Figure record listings
——————————

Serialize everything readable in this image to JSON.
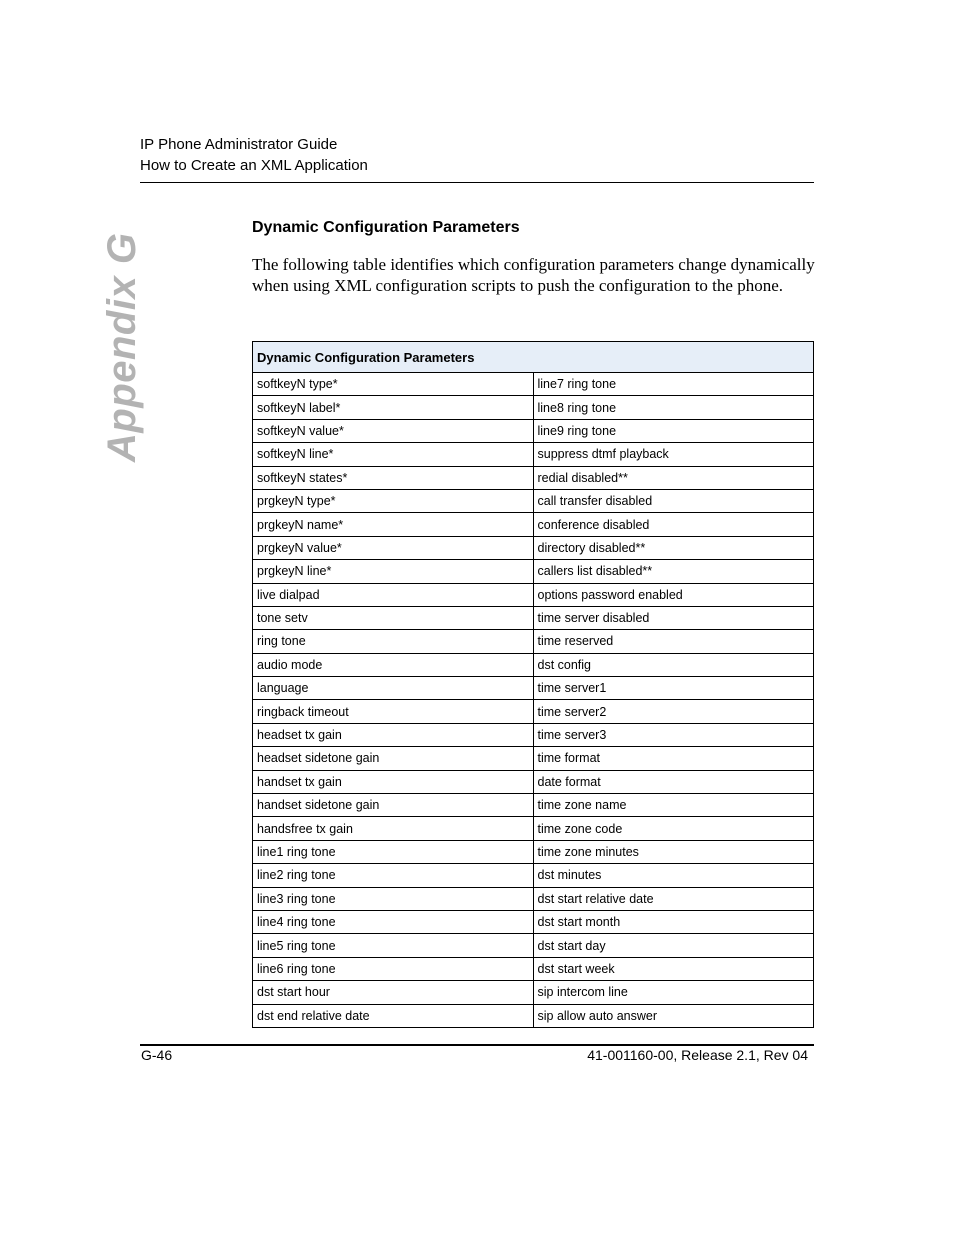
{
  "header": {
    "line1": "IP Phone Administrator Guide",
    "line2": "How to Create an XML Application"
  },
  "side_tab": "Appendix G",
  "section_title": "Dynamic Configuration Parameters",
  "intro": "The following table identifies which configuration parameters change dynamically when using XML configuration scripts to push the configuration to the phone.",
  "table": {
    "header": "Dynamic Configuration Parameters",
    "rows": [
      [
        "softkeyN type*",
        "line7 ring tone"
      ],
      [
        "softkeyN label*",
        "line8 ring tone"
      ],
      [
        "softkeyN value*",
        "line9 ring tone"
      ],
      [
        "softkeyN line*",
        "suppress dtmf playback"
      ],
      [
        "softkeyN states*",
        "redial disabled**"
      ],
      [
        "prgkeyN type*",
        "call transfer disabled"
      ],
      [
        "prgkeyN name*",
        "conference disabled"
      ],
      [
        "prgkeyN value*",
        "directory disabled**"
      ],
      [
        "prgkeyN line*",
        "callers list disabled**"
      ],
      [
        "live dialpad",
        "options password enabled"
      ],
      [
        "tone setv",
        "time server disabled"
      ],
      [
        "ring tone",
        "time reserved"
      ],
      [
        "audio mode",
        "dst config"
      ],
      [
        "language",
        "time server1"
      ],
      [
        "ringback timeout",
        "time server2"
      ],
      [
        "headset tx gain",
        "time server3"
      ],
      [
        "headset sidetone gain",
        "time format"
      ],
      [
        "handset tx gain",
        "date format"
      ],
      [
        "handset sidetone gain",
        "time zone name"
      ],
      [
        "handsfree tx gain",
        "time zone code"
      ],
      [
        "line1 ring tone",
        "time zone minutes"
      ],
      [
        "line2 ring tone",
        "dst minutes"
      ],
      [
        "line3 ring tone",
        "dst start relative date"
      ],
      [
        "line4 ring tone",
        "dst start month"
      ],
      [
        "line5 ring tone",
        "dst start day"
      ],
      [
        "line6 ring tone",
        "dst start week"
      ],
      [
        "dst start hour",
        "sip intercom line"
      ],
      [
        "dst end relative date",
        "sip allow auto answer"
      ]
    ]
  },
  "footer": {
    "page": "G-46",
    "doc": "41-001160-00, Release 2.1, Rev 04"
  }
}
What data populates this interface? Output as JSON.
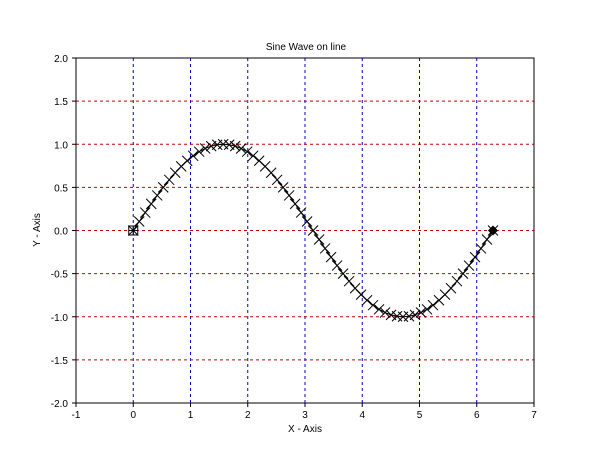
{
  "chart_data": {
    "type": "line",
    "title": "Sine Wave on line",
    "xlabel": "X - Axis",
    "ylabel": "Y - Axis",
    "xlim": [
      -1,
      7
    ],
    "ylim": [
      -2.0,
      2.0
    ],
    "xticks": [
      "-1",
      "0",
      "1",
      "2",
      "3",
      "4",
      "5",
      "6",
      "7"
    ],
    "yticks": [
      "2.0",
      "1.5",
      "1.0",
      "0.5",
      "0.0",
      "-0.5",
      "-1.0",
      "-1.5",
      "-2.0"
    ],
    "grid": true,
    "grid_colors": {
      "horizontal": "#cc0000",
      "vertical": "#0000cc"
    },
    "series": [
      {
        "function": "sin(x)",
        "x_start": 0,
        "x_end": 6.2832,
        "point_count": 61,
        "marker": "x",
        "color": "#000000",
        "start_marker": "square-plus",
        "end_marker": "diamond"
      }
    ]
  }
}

——————————

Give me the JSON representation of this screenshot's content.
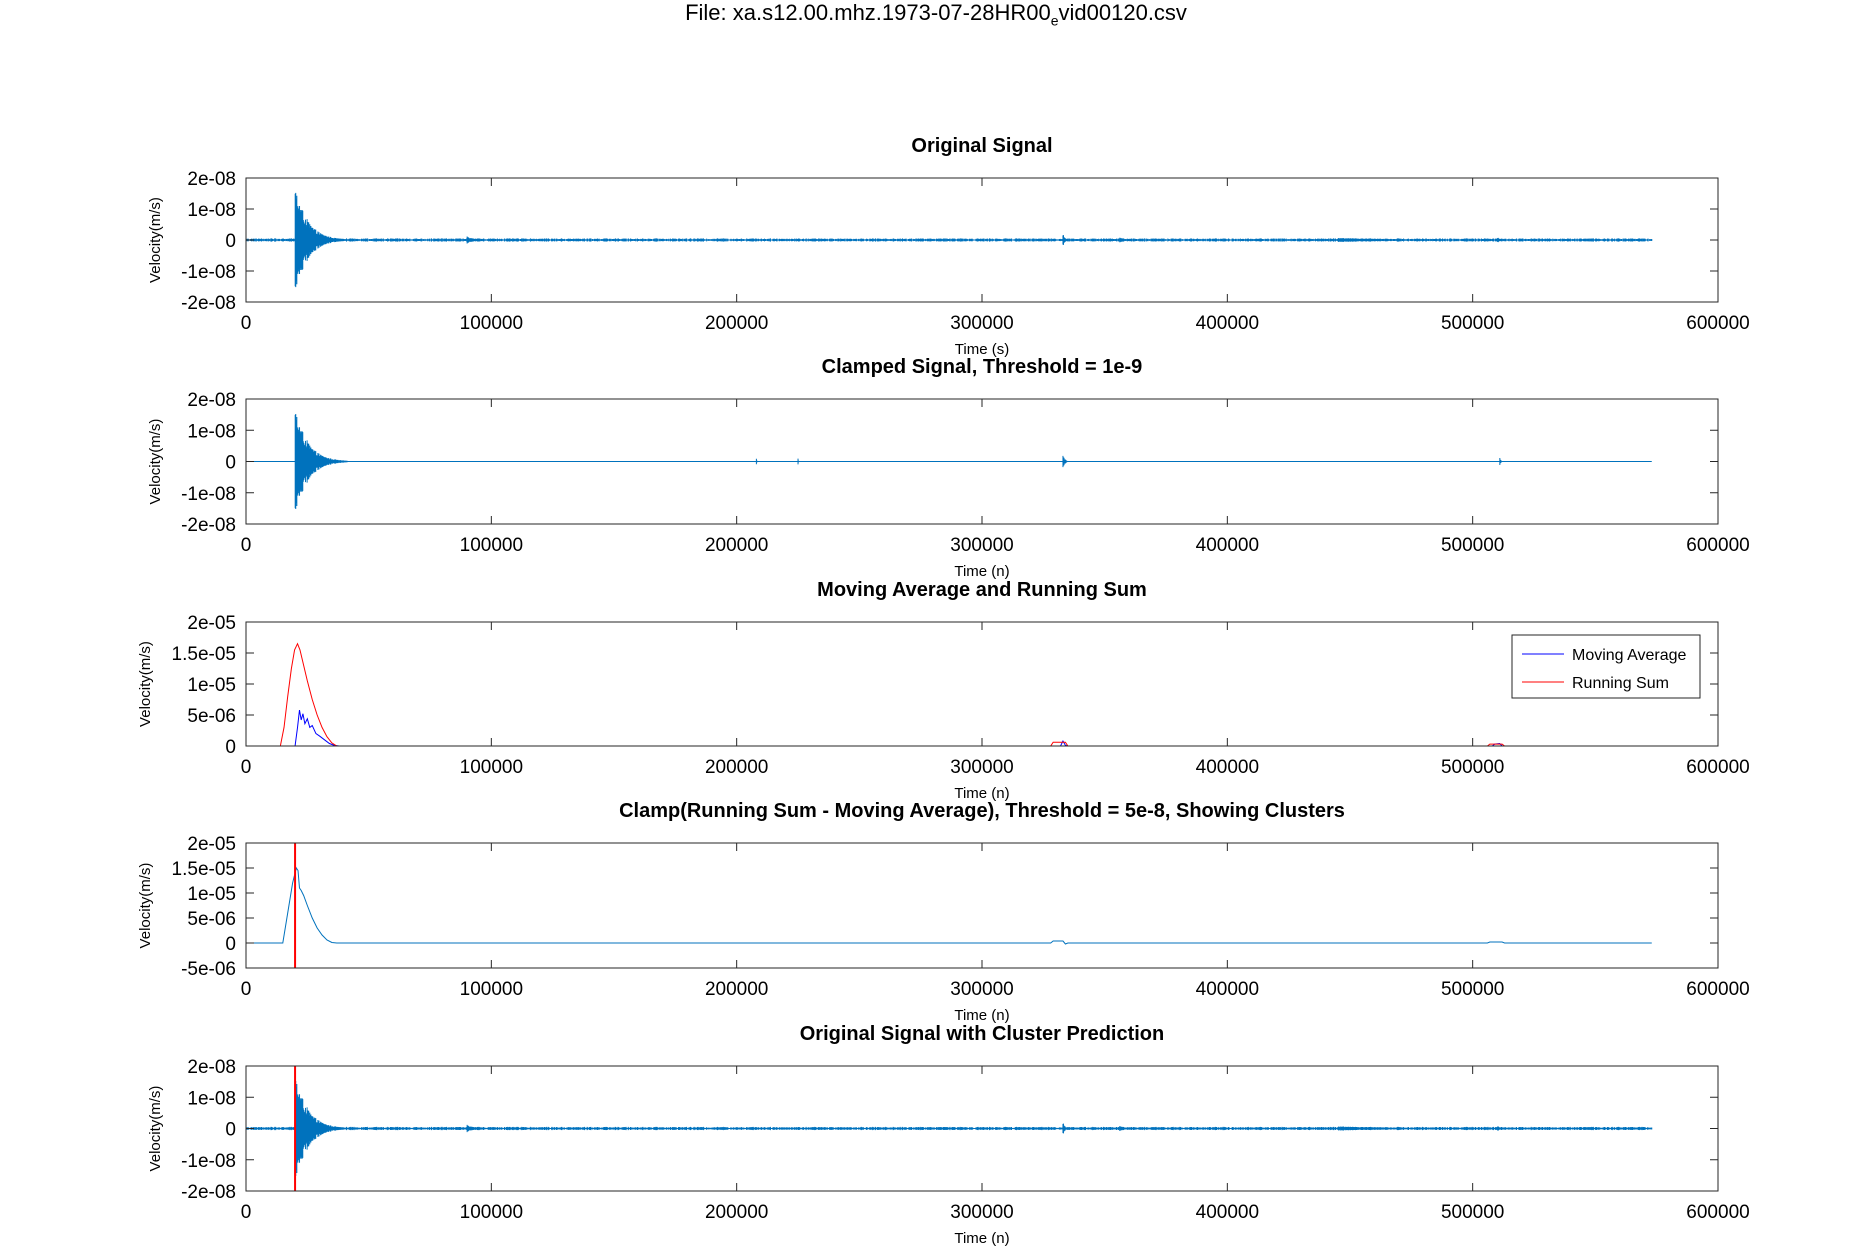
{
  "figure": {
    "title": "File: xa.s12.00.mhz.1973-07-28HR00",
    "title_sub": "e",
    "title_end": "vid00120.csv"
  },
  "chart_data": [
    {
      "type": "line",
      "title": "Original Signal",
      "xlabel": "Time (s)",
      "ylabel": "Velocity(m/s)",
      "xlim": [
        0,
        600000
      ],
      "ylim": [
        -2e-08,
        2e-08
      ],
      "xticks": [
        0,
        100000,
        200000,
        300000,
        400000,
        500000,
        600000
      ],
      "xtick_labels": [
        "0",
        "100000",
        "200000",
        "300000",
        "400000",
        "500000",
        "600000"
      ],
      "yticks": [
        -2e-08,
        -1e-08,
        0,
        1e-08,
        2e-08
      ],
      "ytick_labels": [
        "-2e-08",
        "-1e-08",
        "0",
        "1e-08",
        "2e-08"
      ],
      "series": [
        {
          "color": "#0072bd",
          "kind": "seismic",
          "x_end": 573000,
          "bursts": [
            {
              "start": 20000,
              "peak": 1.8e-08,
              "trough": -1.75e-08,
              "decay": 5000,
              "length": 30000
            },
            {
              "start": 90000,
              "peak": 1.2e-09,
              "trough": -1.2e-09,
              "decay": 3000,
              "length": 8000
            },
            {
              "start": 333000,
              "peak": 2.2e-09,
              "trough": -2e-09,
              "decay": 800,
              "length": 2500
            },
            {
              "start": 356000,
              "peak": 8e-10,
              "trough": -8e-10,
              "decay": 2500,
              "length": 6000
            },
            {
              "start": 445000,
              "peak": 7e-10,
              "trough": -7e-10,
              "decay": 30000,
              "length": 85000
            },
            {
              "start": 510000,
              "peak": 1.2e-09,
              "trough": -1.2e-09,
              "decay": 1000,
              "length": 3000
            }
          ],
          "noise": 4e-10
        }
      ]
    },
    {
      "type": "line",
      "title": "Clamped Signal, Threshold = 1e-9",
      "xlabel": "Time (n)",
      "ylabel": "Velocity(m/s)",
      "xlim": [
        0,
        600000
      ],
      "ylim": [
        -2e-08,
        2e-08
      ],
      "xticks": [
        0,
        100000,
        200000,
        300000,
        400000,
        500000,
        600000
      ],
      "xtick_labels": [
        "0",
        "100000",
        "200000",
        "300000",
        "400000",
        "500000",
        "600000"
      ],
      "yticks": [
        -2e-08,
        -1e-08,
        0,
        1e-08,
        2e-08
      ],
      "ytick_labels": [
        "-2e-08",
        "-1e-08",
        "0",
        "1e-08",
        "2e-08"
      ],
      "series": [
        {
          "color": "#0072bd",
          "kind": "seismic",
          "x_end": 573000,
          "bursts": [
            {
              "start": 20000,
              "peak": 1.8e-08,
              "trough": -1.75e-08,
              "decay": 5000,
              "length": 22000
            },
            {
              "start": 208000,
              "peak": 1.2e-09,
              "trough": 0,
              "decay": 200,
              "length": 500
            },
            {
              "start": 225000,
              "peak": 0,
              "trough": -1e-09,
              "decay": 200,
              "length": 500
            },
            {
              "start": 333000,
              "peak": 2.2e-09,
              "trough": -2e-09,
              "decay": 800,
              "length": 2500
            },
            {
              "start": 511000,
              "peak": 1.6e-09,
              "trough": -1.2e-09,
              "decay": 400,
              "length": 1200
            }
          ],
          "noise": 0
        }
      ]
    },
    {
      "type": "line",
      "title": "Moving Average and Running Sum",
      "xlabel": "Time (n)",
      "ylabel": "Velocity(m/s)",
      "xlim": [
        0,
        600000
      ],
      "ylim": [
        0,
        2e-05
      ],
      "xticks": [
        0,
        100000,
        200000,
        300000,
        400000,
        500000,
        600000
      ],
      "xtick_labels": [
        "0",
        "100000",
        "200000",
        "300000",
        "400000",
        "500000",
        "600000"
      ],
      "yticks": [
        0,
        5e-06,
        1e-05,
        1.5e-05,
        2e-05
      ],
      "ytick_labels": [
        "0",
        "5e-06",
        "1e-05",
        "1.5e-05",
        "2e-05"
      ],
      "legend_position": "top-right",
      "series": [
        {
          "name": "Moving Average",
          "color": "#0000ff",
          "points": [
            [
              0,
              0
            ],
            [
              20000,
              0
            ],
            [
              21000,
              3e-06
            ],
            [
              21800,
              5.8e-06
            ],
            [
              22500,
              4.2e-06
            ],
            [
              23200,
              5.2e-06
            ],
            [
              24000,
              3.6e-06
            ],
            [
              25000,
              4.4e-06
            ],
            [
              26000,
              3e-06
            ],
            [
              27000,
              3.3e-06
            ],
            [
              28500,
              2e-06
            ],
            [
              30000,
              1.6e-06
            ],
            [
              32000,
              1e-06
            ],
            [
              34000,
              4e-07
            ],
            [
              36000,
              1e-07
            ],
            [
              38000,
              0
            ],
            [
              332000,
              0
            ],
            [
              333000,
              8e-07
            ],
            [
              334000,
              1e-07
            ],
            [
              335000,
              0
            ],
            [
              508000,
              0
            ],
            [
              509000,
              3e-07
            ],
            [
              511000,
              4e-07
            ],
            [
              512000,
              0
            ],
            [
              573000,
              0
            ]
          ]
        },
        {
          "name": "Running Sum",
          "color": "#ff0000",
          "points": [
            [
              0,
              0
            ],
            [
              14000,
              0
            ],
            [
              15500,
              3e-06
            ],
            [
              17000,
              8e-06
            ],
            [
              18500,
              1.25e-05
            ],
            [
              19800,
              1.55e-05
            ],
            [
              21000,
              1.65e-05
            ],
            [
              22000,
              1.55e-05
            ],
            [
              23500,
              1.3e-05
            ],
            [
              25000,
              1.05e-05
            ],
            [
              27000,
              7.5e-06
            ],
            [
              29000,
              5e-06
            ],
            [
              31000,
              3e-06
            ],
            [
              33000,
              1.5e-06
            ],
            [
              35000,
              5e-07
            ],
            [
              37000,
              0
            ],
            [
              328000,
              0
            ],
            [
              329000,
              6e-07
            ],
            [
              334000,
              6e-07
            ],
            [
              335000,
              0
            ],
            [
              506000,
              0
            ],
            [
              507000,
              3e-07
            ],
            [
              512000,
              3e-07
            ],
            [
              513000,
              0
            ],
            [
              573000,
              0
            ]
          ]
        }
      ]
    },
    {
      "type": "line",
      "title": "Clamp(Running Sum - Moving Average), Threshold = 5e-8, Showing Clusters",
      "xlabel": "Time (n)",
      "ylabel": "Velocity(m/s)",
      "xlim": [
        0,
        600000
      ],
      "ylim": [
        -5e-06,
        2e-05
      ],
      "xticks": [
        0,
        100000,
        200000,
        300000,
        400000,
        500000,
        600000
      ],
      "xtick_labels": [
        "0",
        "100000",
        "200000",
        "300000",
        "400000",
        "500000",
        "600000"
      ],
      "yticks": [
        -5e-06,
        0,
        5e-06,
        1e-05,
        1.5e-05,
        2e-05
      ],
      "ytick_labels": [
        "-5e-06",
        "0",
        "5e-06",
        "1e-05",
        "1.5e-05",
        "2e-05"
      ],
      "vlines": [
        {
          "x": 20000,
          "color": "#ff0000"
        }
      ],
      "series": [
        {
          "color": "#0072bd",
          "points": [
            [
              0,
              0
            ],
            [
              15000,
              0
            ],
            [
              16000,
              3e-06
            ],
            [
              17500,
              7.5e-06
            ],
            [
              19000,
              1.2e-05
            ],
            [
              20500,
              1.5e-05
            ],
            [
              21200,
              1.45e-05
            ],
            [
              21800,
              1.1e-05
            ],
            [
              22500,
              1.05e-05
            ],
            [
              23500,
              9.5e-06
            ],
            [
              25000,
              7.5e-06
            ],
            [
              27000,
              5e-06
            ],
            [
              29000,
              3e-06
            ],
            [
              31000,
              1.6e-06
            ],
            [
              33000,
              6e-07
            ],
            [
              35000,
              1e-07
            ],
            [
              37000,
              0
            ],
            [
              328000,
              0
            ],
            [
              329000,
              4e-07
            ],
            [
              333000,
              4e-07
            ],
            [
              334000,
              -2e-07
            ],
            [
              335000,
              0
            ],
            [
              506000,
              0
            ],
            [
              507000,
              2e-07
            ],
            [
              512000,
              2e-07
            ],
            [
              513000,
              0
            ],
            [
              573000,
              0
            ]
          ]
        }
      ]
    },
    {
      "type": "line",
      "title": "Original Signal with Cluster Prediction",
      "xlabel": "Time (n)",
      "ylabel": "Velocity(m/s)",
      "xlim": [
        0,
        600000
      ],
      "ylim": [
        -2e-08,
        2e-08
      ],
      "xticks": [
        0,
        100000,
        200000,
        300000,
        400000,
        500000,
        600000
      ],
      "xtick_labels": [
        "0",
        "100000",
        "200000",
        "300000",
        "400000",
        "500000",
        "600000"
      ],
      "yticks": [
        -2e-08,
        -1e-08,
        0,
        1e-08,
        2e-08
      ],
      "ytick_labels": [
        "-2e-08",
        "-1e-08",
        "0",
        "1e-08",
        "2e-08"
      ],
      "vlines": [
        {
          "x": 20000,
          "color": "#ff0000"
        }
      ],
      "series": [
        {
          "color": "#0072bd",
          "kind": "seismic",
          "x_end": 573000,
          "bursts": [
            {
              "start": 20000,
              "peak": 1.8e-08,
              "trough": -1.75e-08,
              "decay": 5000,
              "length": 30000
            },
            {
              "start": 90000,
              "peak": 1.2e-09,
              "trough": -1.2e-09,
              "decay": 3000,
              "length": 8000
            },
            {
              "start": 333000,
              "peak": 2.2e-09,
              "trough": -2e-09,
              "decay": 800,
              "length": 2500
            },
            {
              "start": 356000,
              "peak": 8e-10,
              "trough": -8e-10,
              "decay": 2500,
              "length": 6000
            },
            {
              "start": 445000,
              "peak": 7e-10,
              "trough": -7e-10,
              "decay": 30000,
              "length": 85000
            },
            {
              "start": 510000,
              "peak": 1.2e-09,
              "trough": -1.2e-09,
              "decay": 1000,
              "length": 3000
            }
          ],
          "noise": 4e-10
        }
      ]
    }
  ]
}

——————————

[Task statement] Select and copy every line from the records that includes the word "sidetone".

[Answer in full]
        "headset sidetone gain",
        "handset sidetone gain",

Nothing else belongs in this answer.